Write the number of lines holding the word "цветочных", and nothing else.

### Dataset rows
********

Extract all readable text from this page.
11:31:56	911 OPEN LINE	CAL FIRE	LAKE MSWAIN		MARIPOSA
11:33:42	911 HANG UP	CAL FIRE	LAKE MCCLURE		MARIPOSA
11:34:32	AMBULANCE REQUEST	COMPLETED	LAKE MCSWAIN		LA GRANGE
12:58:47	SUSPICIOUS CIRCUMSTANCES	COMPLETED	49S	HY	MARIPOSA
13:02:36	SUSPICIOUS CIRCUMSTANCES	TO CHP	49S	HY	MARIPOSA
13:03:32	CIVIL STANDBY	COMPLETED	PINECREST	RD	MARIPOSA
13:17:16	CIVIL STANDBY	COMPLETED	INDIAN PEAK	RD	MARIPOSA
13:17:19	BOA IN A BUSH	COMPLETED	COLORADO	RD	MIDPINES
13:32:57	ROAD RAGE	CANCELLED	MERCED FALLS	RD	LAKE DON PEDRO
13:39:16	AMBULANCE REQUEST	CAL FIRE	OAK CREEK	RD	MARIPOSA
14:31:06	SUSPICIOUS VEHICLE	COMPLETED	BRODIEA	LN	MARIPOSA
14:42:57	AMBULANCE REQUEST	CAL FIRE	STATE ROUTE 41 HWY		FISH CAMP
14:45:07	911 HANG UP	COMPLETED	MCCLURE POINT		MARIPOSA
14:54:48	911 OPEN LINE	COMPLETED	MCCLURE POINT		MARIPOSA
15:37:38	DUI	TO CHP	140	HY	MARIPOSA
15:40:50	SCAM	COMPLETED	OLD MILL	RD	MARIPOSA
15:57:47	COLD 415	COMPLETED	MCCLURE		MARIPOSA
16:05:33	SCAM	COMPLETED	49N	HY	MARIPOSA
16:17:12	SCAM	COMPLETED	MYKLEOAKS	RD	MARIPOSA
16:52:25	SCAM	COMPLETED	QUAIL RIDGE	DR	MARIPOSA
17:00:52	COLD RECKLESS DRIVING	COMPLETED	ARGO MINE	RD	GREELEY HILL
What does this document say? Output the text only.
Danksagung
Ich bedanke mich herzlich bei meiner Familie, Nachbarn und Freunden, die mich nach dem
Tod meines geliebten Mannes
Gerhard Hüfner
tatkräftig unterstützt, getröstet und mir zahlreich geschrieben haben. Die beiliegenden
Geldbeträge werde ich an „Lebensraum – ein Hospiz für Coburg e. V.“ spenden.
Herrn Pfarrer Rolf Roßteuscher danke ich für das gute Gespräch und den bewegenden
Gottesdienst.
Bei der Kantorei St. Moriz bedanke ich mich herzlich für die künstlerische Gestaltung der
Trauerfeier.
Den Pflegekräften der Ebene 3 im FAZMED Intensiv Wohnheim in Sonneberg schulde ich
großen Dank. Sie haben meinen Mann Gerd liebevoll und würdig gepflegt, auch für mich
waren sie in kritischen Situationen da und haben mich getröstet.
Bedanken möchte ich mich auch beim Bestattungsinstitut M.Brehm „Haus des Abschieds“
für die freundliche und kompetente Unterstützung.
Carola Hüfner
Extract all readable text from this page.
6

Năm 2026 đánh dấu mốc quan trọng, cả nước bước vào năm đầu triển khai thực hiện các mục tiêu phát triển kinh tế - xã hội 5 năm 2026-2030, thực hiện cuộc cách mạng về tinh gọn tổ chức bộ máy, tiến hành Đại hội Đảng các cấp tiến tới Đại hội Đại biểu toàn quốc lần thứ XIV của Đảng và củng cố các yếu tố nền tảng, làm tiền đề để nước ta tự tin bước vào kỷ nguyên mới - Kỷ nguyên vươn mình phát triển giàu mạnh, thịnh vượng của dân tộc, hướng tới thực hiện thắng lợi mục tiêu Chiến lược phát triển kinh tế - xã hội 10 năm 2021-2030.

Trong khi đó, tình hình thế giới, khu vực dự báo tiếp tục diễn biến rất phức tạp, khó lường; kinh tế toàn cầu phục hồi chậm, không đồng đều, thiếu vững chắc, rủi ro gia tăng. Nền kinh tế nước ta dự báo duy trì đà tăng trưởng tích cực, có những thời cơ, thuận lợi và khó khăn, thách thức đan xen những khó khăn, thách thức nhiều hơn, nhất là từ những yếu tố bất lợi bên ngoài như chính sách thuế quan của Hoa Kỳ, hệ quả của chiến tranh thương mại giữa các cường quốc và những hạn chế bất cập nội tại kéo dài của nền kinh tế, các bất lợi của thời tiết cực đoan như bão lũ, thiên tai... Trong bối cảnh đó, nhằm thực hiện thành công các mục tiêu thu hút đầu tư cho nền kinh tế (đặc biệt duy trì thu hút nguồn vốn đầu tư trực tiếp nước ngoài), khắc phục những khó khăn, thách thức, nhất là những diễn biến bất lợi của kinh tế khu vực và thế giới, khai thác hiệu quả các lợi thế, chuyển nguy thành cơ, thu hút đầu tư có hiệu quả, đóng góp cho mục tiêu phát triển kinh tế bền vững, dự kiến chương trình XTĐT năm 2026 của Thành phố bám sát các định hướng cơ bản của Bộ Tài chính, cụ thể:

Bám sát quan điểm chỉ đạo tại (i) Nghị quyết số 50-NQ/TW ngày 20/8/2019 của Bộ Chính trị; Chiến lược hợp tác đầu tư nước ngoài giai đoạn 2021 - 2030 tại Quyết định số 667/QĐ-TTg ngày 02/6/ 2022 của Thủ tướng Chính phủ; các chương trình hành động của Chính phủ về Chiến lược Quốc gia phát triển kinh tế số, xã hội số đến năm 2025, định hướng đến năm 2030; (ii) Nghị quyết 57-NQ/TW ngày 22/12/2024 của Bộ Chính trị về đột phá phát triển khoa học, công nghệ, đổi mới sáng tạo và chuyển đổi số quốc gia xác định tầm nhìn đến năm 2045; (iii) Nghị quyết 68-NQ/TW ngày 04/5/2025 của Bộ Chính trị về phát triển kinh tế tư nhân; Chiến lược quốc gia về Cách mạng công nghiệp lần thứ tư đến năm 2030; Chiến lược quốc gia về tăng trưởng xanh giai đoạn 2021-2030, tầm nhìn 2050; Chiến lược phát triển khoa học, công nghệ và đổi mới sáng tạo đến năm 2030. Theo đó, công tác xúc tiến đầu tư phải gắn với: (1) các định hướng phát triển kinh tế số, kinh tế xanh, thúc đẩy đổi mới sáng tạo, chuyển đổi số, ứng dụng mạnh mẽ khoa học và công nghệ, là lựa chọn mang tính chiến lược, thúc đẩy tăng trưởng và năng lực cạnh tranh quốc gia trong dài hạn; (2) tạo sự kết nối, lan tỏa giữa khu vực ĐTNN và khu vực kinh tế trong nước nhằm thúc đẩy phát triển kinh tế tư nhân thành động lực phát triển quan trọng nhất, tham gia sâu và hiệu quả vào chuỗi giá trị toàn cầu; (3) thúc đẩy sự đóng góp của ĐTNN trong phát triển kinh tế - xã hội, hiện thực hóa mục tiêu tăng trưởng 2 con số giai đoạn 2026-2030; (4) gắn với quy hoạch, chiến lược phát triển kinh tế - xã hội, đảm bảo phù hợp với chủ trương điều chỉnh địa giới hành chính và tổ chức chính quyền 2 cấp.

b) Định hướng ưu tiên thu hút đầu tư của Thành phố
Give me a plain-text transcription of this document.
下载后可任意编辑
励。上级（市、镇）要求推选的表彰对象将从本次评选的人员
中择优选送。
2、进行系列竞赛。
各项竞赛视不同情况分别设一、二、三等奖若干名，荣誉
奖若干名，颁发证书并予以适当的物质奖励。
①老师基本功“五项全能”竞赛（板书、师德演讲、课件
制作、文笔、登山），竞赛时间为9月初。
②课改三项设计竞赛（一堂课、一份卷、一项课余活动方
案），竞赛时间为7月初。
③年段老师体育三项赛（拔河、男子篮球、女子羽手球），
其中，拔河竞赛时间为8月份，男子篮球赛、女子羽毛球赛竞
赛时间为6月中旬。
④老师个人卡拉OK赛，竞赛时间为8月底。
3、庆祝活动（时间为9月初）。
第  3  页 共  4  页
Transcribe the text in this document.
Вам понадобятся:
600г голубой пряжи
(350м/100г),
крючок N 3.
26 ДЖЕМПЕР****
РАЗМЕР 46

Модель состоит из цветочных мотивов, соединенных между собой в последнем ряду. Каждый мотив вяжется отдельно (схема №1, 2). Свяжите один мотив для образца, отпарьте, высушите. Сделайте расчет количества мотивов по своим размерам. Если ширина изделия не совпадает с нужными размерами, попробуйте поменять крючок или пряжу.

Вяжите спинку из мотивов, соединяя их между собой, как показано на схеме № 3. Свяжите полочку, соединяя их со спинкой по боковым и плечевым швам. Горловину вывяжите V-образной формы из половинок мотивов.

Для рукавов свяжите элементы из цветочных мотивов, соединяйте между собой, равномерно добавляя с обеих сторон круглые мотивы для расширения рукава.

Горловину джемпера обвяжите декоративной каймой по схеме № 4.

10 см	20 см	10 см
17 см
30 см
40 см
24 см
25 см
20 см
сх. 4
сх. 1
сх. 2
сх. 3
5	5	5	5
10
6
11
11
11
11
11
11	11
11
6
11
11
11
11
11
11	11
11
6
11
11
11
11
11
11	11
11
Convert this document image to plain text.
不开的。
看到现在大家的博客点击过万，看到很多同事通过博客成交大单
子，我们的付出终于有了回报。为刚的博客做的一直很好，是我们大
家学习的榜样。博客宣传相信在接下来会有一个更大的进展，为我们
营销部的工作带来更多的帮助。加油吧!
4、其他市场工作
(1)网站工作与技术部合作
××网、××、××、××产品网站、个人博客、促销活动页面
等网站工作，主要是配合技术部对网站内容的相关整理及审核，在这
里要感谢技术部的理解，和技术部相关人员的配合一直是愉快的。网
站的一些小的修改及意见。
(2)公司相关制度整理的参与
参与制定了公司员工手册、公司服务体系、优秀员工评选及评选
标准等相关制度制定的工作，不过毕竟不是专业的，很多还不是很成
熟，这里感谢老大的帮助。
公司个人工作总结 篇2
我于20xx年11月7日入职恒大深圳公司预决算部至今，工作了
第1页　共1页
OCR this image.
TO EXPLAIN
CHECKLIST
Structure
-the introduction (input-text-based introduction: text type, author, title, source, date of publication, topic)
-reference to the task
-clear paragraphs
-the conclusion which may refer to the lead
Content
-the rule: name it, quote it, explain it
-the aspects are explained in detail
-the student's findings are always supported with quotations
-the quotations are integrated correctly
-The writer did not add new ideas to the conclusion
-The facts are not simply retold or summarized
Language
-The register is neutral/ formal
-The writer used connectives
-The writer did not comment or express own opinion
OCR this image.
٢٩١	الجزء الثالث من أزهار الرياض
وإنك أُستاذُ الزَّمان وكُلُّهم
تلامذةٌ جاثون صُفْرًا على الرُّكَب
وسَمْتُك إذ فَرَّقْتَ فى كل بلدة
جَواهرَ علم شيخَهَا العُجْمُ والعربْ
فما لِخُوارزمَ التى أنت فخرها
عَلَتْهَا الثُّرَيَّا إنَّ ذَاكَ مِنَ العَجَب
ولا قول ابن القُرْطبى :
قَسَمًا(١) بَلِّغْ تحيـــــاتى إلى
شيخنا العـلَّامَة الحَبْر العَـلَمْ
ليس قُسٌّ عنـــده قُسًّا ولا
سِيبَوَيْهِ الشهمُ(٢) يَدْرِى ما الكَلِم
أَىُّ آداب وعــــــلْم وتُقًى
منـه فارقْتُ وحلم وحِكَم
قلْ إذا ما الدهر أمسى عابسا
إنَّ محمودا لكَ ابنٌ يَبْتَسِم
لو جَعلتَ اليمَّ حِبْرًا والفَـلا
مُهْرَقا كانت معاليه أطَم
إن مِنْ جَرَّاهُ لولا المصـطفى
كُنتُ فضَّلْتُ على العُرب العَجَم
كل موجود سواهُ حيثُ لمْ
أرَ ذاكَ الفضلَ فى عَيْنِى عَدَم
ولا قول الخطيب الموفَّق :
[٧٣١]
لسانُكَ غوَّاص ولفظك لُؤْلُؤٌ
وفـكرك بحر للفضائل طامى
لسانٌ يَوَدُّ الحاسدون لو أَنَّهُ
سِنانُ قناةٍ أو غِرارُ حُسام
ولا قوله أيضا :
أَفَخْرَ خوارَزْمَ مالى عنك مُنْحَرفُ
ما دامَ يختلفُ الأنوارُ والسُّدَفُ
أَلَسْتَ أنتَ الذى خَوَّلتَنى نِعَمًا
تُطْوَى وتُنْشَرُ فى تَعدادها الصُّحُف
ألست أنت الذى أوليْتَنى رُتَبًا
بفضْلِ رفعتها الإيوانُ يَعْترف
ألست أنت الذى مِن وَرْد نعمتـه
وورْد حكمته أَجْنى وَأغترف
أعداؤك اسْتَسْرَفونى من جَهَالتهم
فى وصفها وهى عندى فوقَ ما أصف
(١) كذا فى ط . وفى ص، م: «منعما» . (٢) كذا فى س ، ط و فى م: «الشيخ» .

********

### Written response
2